The data below is to be returned in full and exactly.

Extracted records:
(begin)

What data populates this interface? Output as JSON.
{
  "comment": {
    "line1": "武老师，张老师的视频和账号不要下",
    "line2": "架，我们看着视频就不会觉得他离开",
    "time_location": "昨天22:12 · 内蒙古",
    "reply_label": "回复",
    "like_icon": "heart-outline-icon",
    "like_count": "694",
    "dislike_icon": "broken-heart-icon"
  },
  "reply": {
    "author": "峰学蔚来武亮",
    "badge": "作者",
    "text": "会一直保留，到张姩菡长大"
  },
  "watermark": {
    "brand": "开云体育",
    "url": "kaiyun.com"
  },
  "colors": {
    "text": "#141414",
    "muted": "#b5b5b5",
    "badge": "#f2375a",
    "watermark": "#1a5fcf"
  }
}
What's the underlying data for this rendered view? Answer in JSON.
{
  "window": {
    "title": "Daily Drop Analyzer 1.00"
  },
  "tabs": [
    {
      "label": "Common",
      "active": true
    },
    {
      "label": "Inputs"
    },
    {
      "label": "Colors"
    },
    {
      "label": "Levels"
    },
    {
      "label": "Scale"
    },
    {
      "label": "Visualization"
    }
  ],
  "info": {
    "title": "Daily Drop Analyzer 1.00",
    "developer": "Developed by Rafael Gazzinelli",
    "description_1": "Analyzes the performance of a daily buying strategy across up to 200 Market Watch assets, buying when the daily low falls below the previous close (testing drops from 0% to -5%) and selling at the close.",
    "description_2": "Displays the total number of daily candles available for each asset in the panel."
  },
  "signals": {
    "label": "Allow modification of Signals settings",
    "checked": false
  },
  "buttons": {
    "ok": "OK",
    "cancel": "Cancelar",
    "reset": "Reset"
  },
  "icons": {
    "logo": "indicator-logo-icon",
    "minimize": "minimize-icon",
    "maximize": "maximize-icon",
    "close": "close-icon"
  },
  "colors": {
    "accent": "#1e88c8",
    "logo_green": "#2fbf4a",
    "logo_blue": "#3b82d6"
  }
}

(end)

FULL OUTPUT:
What data populates this interface? Output as JSON.
{
  "comment": {
    "line1": "武老师，张老师的视频和账号不要下",
    "line2": "架，我们看着视频就不会觉得他离开",
    "time_location": "昨天22:12 · 内蒙古",
    "reply_label": "回复",
    "like_icon": "heart-outline-icon",
    "like_count": "694",
    "dislike_icon": "broken-heart-icon"
  },
  "reply": {
    "author": "峰学蔚来武亮",
    "badge": "作者",
    "text": "会一直保留，到张姩菡长大"
  },
  "watermark": {
    "brand": "开云体育",
    "url": "kaiyun.com"
  },
  "colors": {
    "text": "#141414",
    "muted": "#b5b5b5",
    "badge": "#f2375a",
    "watermark": "#1a5fcf"
  }
}
What's the underlying data for this rendered view? Answer in JSON.
{
  "window": {
    "title": "Daily Drop Analyzer 1.00"
  },
  "tabs": [
    {
      "label": "Common",
      "active": true
    },
    {
      "label": "Inputs"
    },
    {
      "label": "Colors"
    },
    {
      "label": "Levels"
    },
    {
      "label": "Scale"
    },
    {
      "label": "Visualization"
    }
  ],
  "info": {
    "title": "Daily Drop Analyzer 1.00",
    "developer": "Developed by Rafael Gazzinelli",
    "description_1": "Analyzes the performance of a daily buying strategy across up to 200 Market Watch assets, buying when the daily low falls below the previous close (testing drops from 0% to -5%) and selling at the close.",
    "description_2": "Displays the total number of daily candles available for each asset in the panel."
  },
  "signals": {
    "label": "Allow modification of Signals settings",
    "checked": false
  },
  "buttons": {
    "ok": "OK",
    "cancel": "Cancelar",
    "reset": "Reset"
  },
  "icons": {
    "logo": "indicator-logo-icon",
    "minimize": "minimize-icon",
    "maximize": "maximize-icon",
    "close": "close-icon"
  },
  "colors": {
    "accent": "#1e88c8",
    "logo_green": "#2fbf4a",
    "logo_blue": "#3b82d6"
  }
}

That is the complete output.